* _Goal_
Each entry must be reproduced precisely as it stands.

* _Supplied data_
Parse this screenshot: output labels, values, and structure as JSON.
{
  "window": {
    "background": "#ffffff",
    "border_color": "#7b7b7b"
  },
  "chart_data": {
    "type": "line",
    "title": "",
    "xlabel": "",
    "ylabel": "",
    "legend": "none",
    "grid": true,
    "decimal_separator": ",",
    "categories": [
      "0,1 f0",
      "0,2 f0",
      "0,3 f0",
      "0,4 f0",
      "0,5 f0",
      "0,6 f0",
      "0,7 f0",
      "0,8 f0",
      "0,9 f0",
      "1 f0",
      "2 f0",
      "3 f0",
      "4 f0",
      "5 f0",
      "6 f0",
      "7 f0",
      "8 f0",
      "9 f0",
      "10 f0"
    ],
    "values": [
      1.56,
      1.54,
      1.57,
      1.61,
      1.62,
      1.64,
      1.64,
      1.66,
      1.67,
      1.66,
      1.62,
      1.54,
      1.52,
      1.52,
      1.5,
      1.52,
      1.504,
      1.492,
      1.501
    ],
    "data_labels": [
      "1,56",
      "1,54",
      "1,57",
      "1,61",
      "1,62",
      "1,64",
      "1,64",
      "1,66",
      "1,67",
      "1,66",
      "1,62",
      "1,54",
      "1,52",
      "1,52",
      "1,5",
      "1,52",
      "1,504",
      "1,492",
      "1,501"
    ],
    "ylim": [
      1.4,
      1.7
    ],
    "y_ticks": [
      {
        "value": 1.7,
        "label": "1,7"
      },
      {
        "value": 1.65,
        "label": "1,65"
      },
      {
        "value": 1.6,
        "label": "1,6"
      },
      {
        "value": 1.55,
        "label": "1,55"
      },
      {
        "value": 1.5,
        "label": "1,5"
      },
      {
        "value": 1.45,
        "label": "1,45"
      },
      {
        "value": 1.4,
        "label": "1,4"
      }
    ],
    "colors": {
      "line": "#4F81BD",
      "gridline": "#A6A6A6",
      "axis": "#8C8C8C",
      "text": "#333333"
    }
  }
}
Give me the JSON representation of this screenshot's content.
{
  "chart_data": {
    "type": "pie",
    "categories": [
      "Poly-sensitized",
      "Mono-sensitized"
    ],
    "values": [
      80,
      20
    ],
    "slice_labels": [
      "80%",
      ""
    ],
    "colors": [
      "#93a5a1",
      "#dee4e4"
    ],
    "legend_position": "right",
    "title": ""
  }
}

* _Result for this exercise_
Parse this screenshot: output labels, values, and structure as JSON.
{
  "window": {
    "background": "#ffffff",
    "border_color": "#7b7b7b"
  },
  "chart_data": {
    "type": "line",
    "title": "",
    "xlabel": "",
    "ylabel": "",
    "legend": "none",
    "grid": true,
    "decimal_separator": ",",
    "categories": [
      "0,1 f0",
      "0,2 f0",
      "0,3 f0",
      "0,4 f0",
      "0,5 f0",
      "0,6 f0",
      "0,7 f0",
      "0,8 f0",
      "0,9 f0",
      "1 f0",
      "2 f0",
      "3 f0",
      "4 f0",
      "5 f0",
      "6 f0",
      "7 f0",
      "8 f0",
      "9 f0",
      "10 f0"
    ],
    "values": [
      1.56,
      1.54,
      1.57,
      1.61,
      1.62,
      1.64,
      1.64,
      1.66,
      1.67,
      1.66,
      1.62,
      1.54,
      1.52,
      1.52,
      1.5,
      1.52,
      1.504,
      1.492,
      1.501
    ],
    "data_labels": [
      "1,56",
      "1,54",
      "1,57",
      "1,61",
      "1,62",
      "1,64",
      "1,64",
      "1,66",
      "1,67",
      "1,66",
      "1,62",
      "1,54",
      "1,52",
      "1,52",
      "1,5",
      "1,52",
      "1,504",
      "1,492",
      "1,501"
    ],
    "ylim": [
      1.4,
      1.7
    ],
    "y_ticks": [
      {
        "value": 1.7,
        "label": "1,7"
      },
      {
        "value": 1.65,
        "label": "1,65"
      },
      {
        "value": 1.6,
        "label": "1,6"
      },
      {
        "value": 1.55,
        "label": "1,55"
      },
      {
        "value": 1.5,
        "label": "1,5"
      },
      {
        "value": 1.45,
        "label": "1,45"
      },
      {
        "value": 1.4,
        "label": "1,4"
      }
    ],
    "colors": {
      "line": "#4F81BD",
      "gridline": "#A6A6A6",
      "axis": "#8C8C8C",
      "text": "#333333"
    }
  }
}
Give me the JSON representation of this screenshot's content.
{
  "chart_data": {
    "type": "pie",
    "categories": [
      "Poly-sensitized",
      "Mono-sensitized"
    ],
    "values": [
      80,
      20
    ],
    "slice_labels": [
      "80%",
      ""
    ],
    "colors": [
      "#93a5a1",
      "#dee4e4"
    ],
    "legend_position": "right",
    "title": ""
  }
}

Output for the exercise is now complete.